[start]

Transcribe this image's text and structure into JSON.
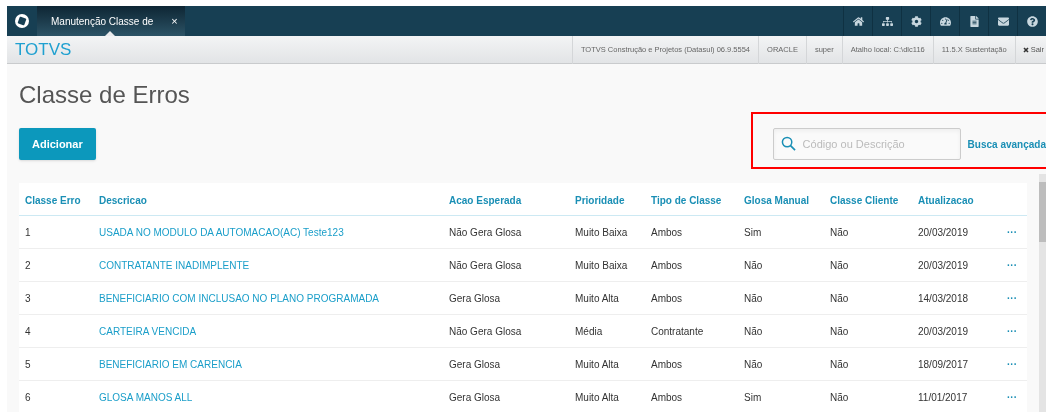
{
  "tab": {
    "label": "Manutenção Classe de",
    "close": "×"
  },
  "nav_icons": [
    {
      "kind": "home"
    },
    {
      "kind": "sitemap"
    },
    {
      "kind": "gear"
    },
    {
      "kind": "dashboard"
    },
    {
      "kind": "file"
    },
    {
      "kind": "mail"
    },
    {
      "kind": "help"
    }
  ],
  "brand": "TOTVS",
  "info_bar": [
    "TOTVS Construção e Projetos (Datasul) 06.9.5554",
    "ORACLE",
    "super",
    "Atalho local: C:\\dlc116",
    "11.5.X Sustentação"
  ],
  "logout": "Sair",
  "page_title": "Classe de Erros",
  "add_button": "Adicionar",
  "search": {
    "placeholder": "Código ou Descrição",
    "advanced_link": "Busca avançada",
    "highlighted": true
  },
  "table": {
    "columns": [
      "Classe Erro",
      "Descricao",
      "Acao Esperada",
      "Prioridade",
      "Tipo de Classe",
      "Glosa Manual",
      "Classe Cliente",
      "Atualizacao"
    ],
    "rows": [
      [
        "1",
        "USADA NO MODULO DA AUTOMACAO(AC) Teste123",
        "Não Gera Glosa",
        "Muito Baixa",
        "Ambos",
        "Sim",
        "Não",
        "20/03/2019"
      ],
      [
        "2",
        "CONTRATANTE INADIMPLENTE",
        "Não Gera Glosa",
        "Muito Baixa",
        "Ambos",
        "Não",
        "Não",
        "20/03/2019"
      ],
      [
        "3",
        "BENEFICIARIO COM INCLUSAO NO PLANO PROGRAMADA",
        "Gera Glosa",
        "Muito Alta",
        "Ambos",
        "Não",
        "Não",
        "14/03/2018"
      ],
      [
        "4",
        "CARTEIRA VENCIDA",
        "Não Gera Glosa",
        "Média",
        "Contratante",
        "Não",
        "Não",
        "20/03/2019"
      ],
      [
        "5",
        "BENEFICIARIO EM CARENCIA",
        "Gera Glosa",
        "Muito Alta",
        "Ambos",
        "Não",
        "Não",
        "18/09/2017"
      ],
      [
        "6",
        "GLOSA MANOS ALL",
        "Gera Glosa",
        "Muito Alta",
        "Ambos",
        "Sim",
        "Não",
        "11/01/2017"
      ]
    ],
    "row_action": "···"
  }
}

[end]

■ What you need to do: Pick out all lines from the data above in which the word "BENEFICIARIO" appears.

■ Solution:
        "BENEFICIARIO COM INCLUSAO NO PLANO PROGRAMADA",
        "BENEFICIARIO EM CARENCIA",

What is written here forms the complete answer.